- SET TASK
Locate every line below that contains the word "genuine" and copy it.

Collected data
++++++++++++++++++++
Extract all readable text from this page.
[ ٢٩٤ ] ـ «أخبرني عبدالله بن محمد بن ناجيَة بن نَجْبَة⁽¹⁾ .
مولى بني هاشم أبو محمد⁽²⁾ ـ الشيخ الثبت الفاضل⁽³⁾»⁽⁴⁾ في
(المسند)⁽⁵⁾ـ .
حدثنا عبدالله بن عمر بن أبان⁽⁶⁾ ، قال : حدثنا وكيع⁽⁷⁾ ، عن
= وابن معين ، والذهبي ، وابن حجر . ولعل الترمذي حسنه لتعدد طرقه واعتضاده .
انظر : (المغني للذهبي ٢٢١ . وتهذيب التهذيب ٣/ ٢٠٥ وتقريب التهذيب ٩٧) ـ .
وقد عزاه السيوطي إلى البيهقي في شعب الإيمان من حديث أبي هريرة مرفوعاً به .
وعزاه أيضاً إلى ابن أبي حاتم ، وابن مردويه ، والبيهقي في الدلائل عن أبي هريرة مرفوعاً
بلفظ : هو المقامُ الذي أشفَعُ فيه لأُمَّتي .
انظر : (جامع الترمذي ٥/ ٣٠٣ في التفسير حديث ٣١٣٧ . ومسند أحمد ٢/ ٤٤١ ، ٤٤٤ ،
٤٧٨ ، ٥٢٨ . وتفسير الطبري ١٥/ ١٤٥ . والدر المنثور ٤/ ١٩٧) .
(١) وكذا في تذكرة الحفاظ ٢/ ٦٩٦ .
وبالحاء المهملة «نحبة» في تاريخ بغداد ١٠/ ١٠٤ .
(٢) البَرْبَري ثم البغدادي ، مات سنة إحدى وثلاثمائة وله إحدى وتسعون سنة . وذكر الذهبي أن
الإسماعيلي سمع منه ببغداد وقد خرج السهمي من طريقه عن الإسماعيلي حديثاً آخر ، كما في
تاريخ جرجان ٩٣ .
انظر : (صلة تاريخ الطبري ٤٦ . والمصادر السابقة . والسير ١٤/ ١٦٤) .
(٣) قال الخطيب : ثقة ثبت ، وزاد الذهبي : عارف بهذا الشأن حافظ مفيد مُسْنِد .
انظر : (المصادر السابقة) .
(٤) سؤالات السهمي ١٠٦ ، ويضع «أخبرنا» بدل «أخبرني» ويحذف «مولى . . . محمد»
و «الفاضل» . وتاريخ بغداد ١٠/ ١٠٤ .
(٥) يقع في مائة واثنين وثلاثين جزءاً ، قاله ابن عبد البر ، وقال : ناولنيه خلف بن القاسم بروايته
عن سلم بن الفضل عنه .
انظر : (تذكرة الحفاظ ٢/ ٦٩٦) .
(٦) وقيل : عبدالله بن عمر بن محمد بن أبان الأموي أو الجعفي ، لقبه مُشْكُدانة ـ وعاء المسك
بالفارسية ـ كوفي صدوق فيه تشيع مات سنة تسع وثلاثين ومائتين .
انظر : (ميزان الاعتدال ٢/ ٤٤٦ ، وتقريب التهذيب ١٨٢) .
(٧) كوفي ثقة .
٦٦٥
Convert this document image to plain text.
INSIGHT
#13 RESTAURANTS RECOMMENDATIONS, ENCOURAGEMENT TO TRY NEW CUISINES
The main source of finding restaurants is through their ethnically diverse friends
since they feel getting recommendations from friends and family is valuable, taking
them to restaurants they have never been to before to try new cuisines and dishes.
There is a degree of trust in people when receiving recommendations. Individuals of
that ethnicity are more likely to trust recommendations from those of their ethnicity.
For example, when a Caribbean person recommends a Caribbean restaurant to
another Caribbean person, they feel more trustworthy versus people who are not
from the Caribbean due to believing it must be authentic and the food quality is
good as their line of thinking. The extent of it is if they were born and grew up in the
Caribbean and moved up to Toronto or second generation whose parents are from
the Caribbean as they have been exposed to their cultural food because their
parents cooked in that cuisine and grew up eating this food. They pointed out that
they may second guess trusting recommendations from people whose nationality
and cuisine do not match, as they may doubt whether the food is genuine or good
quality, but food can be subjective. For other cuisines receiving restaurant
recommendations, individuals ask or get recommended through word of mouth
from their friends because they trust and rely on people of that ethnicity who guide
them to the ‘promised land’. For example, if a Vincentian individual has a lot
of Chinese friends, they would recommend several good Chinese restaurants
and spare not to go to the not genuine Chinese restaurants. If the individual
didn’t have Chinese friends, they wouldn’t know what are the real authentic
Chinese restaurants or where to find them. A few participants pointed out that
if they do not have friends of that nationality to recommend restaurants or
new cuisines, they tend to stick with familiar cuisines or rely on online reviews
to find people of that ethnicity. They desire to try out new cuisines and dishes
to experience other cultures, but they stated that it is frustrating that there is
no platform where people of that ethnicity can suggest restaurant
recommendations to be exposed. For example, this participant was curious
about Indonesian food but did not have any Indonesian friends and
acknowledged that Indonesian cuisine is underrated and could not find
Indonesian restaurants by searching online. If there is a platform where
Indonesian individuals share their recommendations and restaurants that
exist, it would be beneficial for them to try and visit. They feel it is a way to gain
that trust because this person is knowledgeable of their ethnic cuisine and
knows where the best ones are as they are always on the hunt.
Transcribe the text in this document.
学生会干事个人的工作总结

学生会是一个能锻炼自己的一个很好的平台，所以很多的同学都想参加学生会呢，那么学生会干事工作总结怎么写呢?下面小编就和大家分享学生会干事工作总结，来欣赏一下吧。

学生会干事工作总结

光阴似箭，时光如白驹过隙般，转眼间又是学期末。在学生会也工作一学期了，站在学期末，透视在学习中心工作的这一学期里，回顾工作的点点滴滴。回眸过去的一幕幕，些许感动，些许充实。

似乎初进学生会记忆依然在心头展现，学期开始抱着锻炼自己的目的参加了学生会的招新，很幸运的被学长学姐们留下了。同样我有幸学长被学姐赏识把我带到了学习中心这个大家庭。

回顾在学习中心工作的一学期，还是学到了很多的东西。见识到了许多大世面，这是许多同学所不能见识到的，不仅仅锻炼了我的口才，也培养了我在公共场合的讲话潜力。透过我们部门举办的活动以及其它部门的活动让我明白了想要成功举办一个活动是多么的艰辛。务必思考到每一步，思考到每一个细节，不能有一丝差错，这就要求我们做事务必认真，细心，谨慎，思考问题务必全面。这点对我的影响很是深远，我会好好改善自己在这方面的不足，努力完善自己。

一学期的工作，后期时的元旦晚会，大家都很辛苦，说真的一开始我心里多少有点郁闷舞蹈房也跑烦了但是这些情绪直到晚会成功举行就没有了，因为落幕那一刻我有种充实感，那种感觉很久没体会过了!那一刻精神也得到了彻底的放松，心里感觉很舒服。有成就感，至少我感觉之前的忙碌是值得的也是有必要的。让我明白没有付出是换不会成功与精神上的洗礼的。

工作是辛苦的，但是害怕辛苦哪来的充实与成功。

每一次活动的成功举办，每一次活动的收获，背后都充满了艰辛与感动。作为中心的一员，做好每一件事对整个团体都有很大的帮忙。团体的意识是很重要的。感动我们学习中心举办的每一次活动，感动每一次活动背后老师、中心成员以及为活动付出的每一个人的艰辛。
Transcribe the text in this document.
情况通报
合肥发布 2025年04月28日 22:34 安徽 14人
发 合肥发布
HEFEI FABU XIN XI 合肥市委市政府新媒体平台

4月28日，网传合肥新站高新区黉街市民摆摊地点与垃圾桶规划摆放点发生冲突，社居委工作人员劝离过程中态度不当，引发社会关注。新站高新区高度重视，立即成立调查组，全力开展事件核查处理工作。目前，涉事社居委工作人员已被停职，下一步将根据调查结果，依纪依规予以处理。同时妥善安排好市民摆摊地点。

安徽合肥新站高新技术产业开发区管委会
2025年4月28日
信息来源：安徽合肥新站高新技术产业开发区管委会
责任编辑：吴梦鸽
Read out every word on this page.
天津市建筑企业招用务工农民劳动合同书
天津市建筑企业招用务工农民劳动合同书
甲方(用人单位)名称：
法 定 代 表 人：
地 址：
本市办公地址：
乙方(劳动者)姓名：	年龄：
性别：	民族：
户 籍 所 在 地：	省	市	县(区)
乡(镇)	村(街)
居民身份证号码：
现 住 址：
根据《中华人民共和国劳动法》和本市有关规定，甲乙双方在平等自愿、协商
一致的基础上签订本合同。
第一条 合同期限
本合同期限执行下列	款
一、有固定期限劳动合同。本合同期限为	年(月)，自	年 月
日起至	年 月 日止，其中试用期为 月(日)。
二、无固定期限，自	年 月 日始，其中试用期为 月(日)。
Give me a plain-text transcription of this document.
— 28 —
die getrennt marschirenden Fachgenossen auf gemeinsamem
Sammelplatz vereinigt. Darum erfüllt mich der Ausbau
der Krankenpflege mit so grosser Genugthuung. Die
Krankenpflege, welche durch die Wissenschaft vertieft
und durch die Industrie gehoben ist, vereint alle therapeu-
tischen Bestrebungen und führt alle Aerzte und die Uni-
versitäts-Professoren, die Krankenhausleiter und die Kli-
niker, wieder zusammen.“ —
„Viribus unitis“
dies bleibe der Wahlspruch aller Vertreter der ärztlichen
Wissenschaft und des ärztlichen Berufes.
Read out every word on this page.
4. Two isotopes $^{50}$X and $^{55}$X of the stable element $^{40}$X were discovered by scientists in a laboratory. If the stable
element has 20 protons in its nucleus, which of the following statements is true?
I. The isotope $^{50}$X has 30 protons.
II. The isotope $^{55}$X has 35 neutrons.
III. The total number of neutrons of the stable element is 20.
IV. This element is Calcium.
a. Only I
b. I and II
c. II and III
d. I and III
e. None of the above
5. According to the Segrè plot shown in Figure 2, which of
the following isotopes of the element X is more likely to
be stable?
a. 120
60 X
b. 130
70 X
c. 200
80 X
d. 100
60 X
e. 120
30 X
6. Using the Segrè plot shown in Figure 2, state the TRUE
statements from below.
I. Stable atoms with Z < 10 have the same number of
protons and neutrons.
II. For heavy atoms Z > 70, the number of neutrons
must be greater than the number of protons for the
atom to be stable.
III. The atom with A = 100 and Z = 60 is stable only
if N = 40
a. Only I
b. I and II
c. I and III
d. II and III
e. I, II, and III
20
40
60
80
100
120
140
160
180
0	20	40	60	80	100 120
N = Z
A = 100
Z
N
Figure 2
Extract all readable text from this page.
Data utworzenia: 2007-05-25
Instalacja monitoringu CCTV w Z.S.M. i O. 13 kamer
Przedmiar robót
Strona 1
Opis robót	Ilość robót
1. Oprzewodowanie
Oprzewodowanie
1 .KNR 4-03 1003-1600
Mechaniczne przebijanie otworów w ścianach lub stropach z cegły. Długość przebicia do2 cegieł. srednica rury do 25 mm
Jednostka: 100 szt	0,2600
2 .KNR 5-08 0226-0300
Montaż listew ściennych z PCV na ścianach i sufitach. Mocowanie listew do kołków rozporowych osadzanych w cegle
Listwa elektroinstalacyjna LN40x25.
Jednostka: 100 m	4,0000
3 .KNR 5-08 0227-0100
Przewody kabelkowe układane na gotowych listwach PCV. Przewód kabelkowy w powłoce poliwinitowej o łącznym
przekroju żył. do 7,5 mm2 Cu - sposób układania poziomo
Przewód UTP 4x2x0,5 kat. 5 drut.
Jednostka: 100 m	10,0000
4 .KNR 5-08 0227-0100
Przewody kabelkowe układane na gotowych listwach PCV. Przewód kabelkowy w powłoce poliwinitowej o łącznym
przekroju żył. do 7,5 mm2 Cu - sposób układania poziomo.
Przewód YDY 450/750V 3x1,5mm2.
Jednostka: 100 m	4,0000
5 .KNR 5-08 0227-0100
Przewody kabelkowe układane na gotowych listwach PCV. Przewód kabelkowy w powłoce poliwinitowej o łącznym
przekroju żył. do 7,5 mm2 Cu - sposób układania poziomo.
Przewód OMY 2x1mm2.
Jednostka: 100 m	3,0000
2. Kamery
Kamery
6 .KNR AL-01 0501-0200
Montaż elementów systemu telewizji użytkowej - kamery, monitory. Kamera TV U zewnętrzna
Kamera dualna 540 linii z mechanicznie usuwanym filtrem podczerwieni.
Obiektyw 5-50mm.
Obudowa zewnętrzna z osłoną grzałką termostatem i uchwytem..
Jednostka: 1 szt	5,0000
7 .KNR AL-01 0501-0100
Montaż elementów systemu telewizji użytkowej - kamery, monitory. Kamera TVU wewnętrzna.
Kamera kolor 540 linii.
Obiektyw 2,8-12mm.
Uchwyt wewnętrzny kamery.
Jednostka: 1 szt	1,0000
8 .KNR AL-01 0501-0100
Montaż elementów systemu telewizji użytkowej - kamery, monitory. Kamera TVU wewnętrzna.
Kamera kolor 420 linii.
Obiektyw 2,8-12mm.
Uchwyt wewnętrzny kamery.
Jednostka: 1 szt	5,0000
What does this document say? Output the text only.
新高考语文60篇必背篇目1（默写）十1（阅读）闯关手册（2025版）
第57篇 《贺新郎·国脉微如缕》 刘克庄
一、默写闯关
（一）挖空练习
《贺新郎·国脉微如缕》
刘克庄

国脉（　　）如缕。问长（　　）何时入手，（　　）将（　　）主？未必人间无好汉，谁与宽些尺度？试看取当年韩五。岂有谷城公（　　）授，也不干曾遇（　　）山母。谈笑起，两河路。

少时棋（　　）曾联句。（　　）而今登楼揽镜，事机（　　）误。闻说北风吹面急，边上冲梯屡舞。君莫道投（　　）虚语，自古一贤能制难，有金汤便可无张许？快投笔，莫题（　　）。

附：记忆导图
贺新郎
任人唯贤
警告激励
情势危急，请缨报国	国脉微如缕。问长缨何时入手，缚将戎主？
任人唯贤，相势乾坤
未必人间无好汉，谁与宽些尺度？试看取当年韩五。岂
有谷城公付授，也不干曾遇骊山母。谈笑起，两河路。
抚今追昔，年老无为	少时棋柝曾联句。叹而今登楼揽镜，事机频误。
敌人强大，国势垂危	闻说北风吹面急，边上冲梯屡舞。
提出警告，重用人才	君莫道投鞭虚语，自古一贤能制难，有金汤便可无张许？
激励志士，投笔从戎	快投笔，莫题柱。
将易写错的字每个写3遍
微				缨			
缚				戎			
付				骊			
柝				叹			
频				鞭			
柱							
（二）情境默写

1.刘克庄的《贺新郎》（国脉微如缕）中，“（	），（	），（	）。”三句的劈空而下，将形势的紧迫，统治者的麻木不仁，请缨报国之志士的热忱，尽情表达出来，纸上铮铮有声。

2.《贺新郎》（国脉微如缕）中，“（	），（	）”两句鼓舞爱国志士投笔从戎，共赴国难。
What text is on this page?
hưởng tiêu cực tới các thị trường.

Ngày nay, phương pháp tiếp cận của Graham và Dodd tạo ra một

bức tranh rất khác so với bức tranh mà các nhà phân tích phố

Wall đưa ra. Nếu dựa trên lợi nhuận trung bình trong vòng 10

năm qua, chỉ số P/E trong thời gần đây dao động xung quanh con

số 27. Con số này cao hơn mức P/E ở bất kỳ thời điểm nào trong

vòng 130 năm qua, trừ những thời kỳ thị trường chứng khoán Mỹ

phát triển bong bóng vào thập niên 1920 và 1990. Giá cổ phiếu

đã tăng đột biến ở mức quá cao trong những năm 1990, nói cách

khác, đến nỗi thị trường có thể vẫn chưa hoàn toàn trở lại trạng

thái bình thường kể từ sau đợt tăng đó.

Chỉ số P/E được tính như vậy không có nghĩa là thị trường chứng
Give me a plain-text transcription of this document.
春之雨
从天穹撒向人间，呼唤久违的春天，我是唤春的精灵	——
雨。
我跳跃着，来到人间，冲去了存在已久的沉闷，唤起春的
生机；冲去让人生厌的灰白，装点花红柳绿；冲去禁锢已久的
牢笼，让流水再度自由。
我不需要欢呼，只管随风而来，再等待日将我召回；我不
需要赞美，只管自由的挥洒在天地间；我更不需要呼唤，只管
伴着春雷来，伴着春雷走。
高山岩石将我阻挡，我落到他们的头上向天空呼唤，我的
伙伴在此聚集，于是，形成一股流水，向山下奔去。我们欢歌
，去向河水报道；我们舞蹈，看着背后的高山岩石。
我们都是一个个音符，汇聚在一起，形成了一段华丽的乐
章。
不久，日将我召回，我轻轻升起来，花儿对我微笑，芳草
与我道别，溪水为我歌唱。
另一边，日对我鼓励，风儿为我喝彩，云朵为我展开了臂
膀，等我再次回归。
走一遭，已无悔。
++++++++++++++++++++
- WRITTEN SOLUTION
and cuisine do not match, as they may doubt whether the food is genuine or good
and spare not to go to the not genuine Chinese restaurants. If the individual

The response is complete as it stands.